● **STATED EXERCISE**: Every line in the listing is to be echoed verbatim.

** Start of RECORD EXTRACTS **

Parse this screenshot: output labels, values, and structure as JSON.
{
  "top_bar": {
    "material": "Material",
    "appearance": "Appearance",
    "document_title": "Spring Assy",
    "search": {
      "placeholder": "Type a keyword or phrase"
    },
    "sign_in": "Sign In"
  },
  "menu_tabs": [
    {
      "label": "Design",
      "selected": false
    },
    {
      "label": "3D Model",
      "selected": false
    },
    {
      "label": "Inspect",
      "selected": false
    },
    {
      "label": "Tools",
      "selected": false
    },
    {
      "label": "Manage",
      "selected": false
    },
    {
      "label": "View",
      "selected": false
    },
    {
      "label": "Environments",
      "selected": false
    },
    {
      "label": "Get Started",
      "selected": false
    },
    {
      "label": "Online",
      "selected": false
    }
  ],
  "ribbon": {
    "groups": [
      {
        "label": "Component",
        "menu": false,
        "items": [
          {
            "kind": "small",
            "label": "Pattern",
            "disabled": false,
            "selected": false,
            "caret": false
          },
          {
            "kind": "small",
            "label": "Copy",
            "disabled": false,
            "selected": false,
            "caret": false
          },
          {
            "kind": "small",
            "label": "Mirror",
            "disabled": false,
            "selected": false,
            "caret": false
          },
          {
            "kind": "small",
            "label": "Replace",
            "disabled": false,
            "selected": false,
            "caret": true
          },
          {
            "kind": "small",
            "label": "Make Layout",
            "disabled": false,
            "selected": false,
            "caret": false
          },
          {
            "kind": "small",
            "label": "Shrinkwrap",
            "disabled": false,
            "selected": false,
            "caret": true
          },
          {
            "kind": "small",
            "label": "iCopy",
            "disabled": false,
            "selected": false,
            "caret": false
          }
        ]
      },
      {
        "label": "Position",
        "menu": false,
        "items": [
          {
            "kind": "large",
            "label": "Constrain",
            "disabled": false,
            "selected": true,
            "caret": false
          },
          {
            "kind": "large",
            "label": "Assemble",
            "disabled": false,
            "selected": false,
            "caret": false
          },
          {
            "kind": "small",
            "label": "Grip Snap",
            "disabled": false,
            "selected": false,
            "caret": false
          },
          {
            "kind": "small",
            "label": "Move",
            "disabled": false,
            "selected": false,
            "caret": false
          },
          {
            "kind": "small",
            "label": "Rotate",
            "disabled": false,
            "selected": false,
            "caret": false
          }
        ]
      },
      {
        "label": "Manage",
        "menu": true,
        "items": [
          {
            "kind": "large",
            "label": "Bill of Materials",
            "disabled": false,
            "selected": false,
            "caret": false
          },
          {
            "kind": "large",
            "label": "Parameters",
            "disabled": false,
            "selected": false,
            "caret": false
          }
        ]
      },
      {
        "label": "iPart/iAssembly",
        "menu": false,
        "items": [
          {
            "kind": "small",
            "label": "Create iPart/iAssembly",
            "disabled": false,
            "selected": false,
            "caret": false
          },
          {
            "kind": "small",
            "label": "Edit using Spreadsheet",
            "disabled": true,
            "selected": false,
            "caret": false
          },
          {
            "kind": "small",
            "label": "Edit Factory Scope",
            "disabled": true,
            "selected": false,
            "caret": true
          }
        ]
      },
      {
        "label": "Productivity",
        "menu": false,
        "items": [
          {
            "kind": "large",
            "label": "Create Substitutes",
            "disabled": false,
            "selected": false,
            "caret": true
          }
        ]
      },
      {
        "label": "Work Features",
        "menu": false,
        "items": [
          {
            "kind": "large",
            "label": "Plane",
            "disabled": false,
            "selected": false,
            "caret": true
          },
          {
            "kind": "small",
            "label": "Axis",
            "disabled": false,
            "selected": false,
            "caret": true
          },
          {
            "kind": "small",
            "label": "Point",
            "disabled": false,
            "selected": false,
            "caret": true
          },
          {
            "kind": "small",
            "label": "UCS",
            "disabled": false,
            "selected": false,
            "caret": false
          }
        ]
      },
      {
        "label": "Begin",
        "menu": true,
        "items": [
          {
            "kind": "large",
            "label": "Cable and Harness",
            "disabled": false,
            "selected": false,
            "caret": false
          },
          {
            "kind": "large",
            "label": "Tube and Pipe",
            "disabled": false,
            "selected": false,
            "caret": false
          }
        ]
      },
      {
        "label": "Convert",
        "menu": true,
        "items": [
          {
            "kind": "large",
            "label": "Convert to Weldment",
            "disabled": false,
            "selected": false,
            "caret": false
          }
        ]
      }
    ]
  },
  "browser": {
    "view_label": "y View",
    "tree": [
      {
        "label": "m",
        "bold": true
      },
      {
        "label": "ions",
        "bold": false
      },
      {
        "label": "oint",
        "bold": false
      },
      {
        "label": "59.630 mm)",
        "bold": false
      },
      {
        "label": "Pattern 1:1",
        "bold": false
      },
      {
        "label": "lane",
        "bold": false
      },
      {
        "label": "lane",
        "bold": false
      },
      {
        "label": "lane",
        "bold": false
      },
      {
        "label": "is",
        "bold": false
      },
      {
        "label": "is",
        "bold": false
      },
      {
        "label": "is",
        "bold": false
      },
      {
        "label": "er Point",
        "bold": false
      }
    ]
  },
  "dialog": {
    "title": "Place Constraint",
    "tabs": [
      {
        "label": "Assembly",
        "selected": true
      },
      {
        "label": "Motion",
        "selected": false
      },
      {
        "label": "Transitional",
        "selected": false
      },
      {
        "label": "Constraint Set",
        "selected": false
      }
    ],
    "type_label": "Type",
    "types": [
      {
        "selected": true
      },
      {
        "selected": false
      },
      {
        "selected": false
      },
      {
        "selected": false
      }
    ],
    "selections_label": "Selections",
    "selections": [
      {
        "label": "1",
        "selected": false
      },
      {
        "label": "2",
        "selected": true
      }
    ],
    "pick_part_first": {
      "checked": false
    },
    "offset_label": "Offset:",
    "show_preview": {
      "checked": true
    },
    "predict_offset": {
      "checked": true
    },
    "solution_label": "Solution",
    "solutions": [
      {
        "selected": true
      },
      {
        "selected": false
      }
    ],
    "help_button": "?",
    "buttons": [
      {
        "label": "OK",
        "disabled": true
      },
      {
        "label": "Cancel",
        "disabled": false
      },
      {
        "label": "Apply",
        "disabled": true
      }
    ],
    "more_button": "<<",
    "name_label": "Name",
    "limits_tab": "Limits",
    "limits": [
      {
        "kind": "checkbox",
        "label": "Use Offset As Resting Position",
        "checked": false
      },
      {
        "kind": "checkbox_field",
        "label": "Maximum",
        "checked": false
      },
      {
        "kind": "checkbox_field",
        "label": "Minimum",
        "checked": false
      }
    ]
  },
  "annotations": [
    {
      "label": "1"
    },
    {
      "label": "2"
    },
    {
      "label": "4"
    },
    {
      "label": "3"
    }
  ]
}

** End of RECORD EXTRACTS **

● **SOLUTION BELOW**:
Parse this screenshot: output labels, values, and structure as JSON.
{
  "top_bar": {
    "material": "Material",
    "appearance": "Appearance",
    "document_title": "Spring Assy",
    "search": {
      "placeholder": "Type a keyword or phrase"
    },
    "sign_in": "Sign In"
  },
  "menu_tabs": [
    {
      "label": "Design",
      "selected": false
    },
    {
      "label": "3D Model",
      "selected": false
    },
    {
      "label": "Inspect",
      "selected": false
    },
    {
      "label": "Tools",
      "selected": false
    },
    {
      "label": "Manage",
      "selected": false
    },
    {
      "label": "View",
      "selected": false
    },
    {
      "label": "Environments",
      "selected": false
    },
    {
      "label": "Get Started",
      "selected": false
    },
    {
      "label": "Online",
      "selected": false
    }
  ],
  "ribbon": {
    "groups": [
      {
        "label": "Component",
        "menu": false,
        "items": [
          {
            "kind": "small",
            "label": "Pattern",
            "disabled": false,
            "selected": false,
            "caret": false
          },
          {
            "kind": "small",
            "label": "Copy",
            "disabled": false,
            "selected": false,
            "caret": false
          },
          {
            "kind": "small",
            "label": "Mirror",
            "disabled": false,
            "selected": false,
            "caret": false
          },
          {
            "kind": "small",
            "label": "Replace",
            "disabled": false,
            "selected": false,
            "caret": true
          },
          {
            "kind": "small",
            "label": "Make Layout",
            "disabled": false,
            "selected": false,
            "caret": false
          },
          {
            "kind": "small",
            "label": "Shrinkwrap",
            "disabled": false,
            "selected": false,
            "caret": true
          },
          {
            "kind": "small",
            "label": "iCopy",
            "disabled": false,
            "selected": false,
            "caret": false
          }
        ]
      },
      {
        "label": "Position",
        "menu": false,
        "items": [
          {
            "kind": "large",
            "label": "Constrain",
            "disabled": false,
            "selected": true,
            "caret": false
          },
          {
            "kind": "large",
            "label": "Assemble",
            "disabled": false,
            "selected": false,
            "caret": false
          },
          {
            "kind": "small",
            "label": "Grip Snap",
            "disabled": false,
            "selected": false,
            "caret": false
          },
          {
            "kind": "small",
            "label": "Move",
            "disabled": false,
            "selected": false,
            "caret": false
          },
          {
            "kind": "small",
            "label": "Rotate",
            "disabled": false,
            "selected": false,
            "caret": false
          }
        ]
      },
      {
        "label": "Manage",
        "menu": true,
        "items": [
          {
            "kind": "large",
            "label": "Bill of Materials",
            "disabled": false,
            "selected": false,
            "caret": false
          },
          {
            "kind": "large",
            "label": "Parameters",
            "disabled": false,
            "selected": false,
            "caret": false
          }
        ]
      },
      {
        "label": "iPart/iAssembly",
        "menu": false,
        "items": [
          {
            "kind": "small",
            "label": "Create iPart/iAssembly",
            "disabled": false,
            "selected": false,
            "caret": false
          },
          {
            "kind": "small",
            "label": "Edit using Spreadsheet",
            "disabled": true,
            "selected": false,
            "caret": false
          },
          {
            "kind": "small",
            "label": "Edit Factory Scope",
            "disabled": true,
            "selected": false,
            "caret": true
          }
        ]
      },
      {
        "label": "Productivity",
        "menu": false,
        "items": [
          {
            "kind": "large",
            "label": "Create Substitutes",
            "disabled": false,
            "selected": false,
            "caret": true
          }
        ]
      },
      {
        "label": "Work Features",
        "menu": false,
        "items": [
          {
            "kind": "large",
            "label": "Plane",
            "disabled": false,
            "selected": false,
            "caret": true
          },
          {
            "kind": "small",
            "label": "Axis",
            "disabled": false,
            "selected": false,
            "caret": true
          },
          {
            "kind": "small",
            "label": "Point",
            "disabled": false,
            "selected": false,
            "caret": true
          },
          {
            "kind": "small",
            "label": "UCS",
            "disabled": false,
            "selected": false,
            "caret": false
          }
        ]
      },
      {
        "label": "Begin",
        "menu": true,
        "items": [
          {
            "kind": "large",
            "label": "Cable and Harness",
            "disabled": false,
            "selected": false,
            "caret": false
          },
          {
            "kind": "large",
            "label": "Tube and Pipe",
            "disabled": false,
            "selected": false,
            "caret": false
          }
        ]
      },
      {
        "label": "Convert",
        "menu": true,
        "items": [
          {
            "kind": "large",
            "label": "Convert to Weldment",
            "disabled": false,
            "selected": false,
            "caret": false
          }
        ]
      }
    ]
  },
  "browser": {
    "view_label": "y View",
    "tree": [
      {
        "label": "m",
        "bold": true
      },
      {
        "label": "ions",
        "bold": false
      },
      {
        "label": "oint",
        "bold": false
      },
      {
        "label": "59.630 mm)",
        "bold": false
      },
      {
        "label": "Pattern 1:1",
        "bold": false
      },
      {
        "label": "lane",
        "bold": false
      },
      {
        "label": "lane",
        "bold": false
      },
      {
        "label": "lane",
        "bold": false
      },
      {
        "label": "is",
        "bold": false
      },
      {
        "label": "is",
        "bold": false
      },
      {
        "label": "is",
        "bold": false
      },
      {
        "label": "er Point",
        "bold": false
      }
    ]
  },
  "dialog": {
    "title": "Place Constraint",
    "tabs": [
      {
        "label": "Assembly",
        "selected": true
      },
      {
        "label": "Motion",
        "selected": false
      },
      {
        "label": "Transitional",
        "selected": false
      },
      {
        "label": "Constraint Set",
        "selected": false
      }
    ],
    "type_label": "Type",
    "types": [
      {
        "selected": true
      },
      {
        "selected": false
      },
      {
        "selected": false
      },
      {
        "selected": false
      }
    ],
    "selections_label": "Selections",
    "selections": [
      {
        "label": "1",
        "selected": false
      },
      {
        "label": "2",
        "selected": true
      }
    ],
    "pick_part_first": {
      "checked": false
    },
    "offset_label": "Offset:",
    "show_preview": {
      "checked": true
    },
    "predict_offset": {
      "checked": true
    },
    "solution_label": "Solution",
    "solutions": [
      {
        "selected": true
      },
      {
        "selected": false
      }
    ],
    "help_button": "?",
    "buttons": [
      {
        "label": "OK",
        "disabled": true
      },
      {
        "label": "Cancel",
        "disabled": false
      },
      {
        "label": "Apply",
        "disabled": true
      }
    ],
    "more_button": "<<",
    "name_label": "Name",
    "limits_tab": "Limits",
    "limits": [
      {
        "kind": "checkbox",
        "label": "Use Offset As Resting Position",
        "checked": false
      },
      {
        "kind": "checkbox_field",
        "label": "Maximum",
        "checked": false
      },
      {
        "kind": "checkbox_field",
        "label": "Minimum",
        "checked": false
      }
    ]
  },
  "annotations": [
    {
      "label": "1"
    },
    {
      "label": "2"
    },
    {
      "label": "4"
    },
    {
      "label": "3"
    }
  ]
}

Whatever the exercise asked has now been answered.